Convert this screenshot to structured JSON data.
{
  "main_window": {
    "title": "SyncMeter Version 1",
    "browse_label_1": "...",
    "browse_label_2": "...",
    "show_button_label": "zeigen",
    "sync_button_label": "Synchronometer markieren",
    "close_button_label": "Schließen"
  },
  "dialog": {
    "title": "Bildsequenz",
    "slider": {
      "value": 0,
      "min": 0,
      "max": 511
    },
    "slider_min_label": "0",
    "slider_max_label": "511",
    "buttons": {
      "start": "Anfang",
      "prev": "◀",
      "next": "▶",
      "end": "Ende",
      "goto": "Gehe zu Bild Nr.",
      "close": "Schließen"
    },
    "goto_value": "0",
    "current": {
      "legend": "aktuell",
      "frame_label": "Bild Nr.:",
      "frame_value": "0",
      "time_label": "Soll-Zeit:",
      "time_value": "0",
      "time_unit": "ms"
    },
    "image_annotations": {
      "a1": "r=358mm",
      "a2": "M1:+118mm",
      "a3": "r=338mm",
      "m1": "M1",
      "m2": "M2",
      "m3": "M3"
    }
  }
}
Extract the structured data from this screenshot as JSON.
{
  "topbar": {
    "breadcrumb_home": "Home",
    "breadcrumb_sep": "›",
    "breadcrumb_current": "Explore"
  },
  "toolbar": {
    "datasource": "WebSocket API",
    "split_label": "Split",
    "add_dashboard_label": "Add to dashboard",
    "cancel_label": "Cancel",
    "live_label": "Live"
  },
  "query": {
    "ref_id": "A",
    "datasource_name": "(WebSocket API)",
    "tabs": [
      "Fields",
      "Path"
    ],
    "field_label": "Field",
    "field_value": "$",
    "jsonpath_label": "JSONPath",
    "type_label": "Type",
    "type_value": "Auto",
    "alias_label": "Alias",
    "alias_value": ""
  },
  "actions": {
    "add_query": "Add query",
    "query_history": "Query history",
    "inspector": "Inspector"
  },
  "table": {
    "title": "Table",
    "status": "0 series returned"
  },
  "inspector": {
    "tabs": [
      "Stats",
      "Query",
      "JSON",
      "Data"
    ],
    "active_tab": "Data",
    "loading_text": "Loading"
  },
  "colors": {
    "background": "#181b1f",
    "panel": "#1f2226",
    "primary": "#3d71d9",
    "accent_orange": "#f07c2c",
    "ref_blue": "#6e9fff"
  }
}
——————————
• TASK TO CARRY OUT
Retype the material in full. Each word must match.

• EXPECTED ANSWER
Convert this screenshot to structured JSON data.
{
  "main_window": {
    "title": "SyncMeter Version 1",
    "browse_label_1": "...",
    "browse_label_2": "...",
    "show_button_label": "zeigen",
    "sync_button_label": "Synchronometer markieren",
    "close_button_label": "Schließen"
  },
  "dialog": {
    "title": "Bildsequenz",
    "slider": {
      "value": 0,
      "min": 0,
      "max": 511
    },
    "slider_min_label": "0",
    "slider_max_label": "511",
    "buttons": {
      "start": "Anfang",
      "prev": "◀",
      "next": "▶",
      "end": "Ende",
      "goto": "Gehe zu Bild Nr.",
      "close": "Schließen"
    },
    "goto_value": "0",
    "current": {
      "legend": "aktuell",
      "frame_label": "Bild Nr.:",
      "frame_value": "0",
      "time_label": "Soll-Zeit:",
      "time_value": "0",
      "time_unit": "ms"
    },
    "image_annotations": {
      "a1": "r=358mm",
      "a2": "M1:+118mm",
      "a3": "r=338mm",
      "m1": "M1",
      "m2": "M2",
      "m3": "M3"
    }
  }
}
Extract the structured data from this screenshot as JSON.
{
  "topbar": {
    "breadcrumb_home": "Home",
    "breadcrumb_sep": "›",
    "breadcrumb_current": "Explore"
  },
  "toolbar": {
    "datasource": "WebSocket API",
    "split_label": "Split",
    "add_dashboard_label": "Add to dashboard",
    "cancel_label": "Cancel",
    "live_label": "Live"
  },
  "query": {
    "ref_id": "A",
    "datasource_name": "(WebSocket API)",
    "tabs": [
      "Fields",
      "Path"
    ],
    "field_label": "Field",
    "field_value": "$",
    "jsonpath_label": "JSONPath",
    "type_label": "Type",
    "type_value": "Auto",
    "alias_label": "Alias",
    "alias_value": ""
  },
  "actions": {
    "add_query": "Add query",
    "query_history": "Query history",
    "inspector": "Inspector"
  },
  "table": {
    "title": "Table",
    "status": "0 series returned"
  },
  "inspector": {
    "tabs": [
      "Stats",
      "Query",
      "JSON",
      "Data"
    ],
    "active_tab": "Data",
    "loading_text": "Loading"
  },
  "colors": {
    "background": "#181b1f",
    "panel": "#1f2226",
    "primary": "#3d71d9",
    "accent_orange": "#f07c2c",
    "ref_blue": "#6e9fff"
  }
}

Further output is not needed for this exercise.